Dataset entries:
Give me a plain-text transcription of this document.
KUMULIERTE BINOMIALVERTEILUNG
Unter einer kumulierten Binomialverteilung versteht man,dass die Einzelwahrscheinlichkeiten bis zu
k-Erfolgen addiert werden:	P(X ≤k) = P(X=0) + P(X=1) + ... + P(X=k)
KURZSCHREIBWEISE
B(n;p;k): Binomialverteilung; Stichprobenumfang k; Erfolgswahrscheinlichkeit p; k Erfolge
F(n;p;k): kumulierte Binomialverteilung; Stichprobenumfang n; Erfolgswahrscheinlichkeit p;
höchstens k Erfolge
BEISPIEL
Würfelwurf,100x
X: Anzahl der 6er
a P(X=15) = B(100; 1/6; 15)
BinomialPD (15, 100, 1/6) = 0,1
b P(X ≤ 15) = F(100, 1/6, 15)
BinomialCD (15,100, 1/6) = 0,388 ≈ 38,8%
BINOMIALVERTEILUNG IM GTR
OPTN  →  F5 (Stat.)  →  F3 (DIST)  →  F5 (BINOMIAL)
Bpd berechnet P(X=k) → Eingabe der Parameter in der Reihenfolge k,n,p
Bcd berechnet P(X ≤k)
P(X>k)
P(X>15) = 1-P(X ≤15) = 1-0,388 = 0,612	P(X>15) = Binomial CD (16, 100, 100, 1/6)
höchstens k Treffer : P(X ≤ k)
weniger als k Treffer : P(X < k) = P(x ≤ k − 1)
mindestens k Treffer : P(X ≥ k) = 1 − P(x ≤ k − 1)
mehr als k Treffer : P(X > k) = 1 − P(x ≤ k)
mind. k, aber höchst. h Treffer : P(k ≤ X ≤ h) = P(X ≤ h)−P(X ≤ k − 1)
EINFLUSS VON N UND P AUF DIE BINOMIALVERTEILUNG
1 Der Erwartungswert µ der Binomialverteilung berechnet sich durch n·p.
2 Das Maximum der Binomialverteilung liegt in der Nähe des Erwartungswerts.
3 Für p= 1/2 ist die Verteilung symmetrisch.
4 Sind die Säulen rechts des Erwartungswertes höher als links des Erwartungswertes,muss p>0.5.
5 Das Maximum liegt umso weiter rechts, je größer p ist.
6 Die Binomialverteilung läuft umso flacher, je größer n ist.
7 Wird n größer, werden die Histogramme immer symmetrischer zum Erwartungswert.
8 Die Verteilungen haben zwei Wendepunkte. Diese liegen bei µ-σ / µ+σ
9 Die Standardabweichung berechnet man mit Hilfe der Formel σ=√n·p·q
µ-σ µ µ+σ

Required task: Repeat the data above, word for word.

Worked answer:
Give me a plain-text transcription of this document.
KUMULIERTE BINOMIALVERTEILUNG
Unter einer kumulierten Binomialverteilung versteht man,dass die Einzelwahrscheinlichkeiten bis zu
k-Erfolgen addiert werden:	P(X ≤k) = P(X=0) + P(X=1) + ... + P(X=k)
KURZSCHREIBWEISE
B(n;p;k): Binomialverteilung; Stichprobenumfang k; Erfolgswahrscheinlichkeit p; k Erfolge
F(n;p;k): kumulierte Binomialverteilung; Stichprobenumfang n; Erfolgswahrscheinlichkeit p;
höchstens k Erfolge
BEISPIEL
Würfelwurf,100x
X: Anzahl der 6er
a P(X=15) = B(100; 1/6; 15)
BinomialPD (15, 100, 1/6) = 0,1
b P(X ≤ 15) = F(100, 1/6, 15)
BinomialCD (15,100, 1/6) = 0,388 ≈ 38,8%
BINOMIALVERTEILUNG IM GTR
OPTN  →  F5 (Stat.)  →  F3 (DIST)  →  F5 (BINOMIAL)
Bpd berechnet P(X=k) → Eingabe der Parameter in der Reihenfolge k,n,p
Bcd berechnet P(X ≤k)
P(X>k)
P(X>15) = 1-P(X ≤15) = 1-0,388 = 0,612	P(X>15) = Binomial CD (16, 100, 100, 1/6)
höchstens k Treffer : P(X ≤ k)
weniger als k Treffer : P(X < k) = P(x ≤ k − 1)
mindestens k Treffer : P(X ≥ k) = 1 − P(x ≤ k − 1)
mehr als k Treffer : P(X > k) = 1 − P(x ≤ k)
mind. k, aber höchst. h Treffer : P(k ≤ X ≤ h) = P(X ≤ h)−P(X ≤ k − 1)
EINFLUSS VON N UND P AUF DIE BINOMIALVERTEILUNG
1 Der Erwartungswert µ der Binomialverteilung berechnet sich durch n·p.
2 Das Maximum der Binomialverteilung liegt in der Nähe des Erwartungswerts.
3 Für p= 1/2 ist die Verteilung symmetrisch.
4 Sind die Säulen rechts des Erwartungswertes höher als links des Erwartungswertes,muss p>0.5.
5 Das Maximum liegt umso weiter rechts, je größer p ist.
6 Die Binomialverteilung läuft umso flacher, je größer n ist.
7 Wird n größer, werden die Histogramme immer symmetrischer zum Erwartungswert.
8 Die Verteilungen haben zwei Wendepunkte. Diese liegen bei µ-σ / µ+σ
9 Die Standardabweichung berechnet man mit Hilfe der Formel σ=√n·p·q
µ-σ µ µ+σ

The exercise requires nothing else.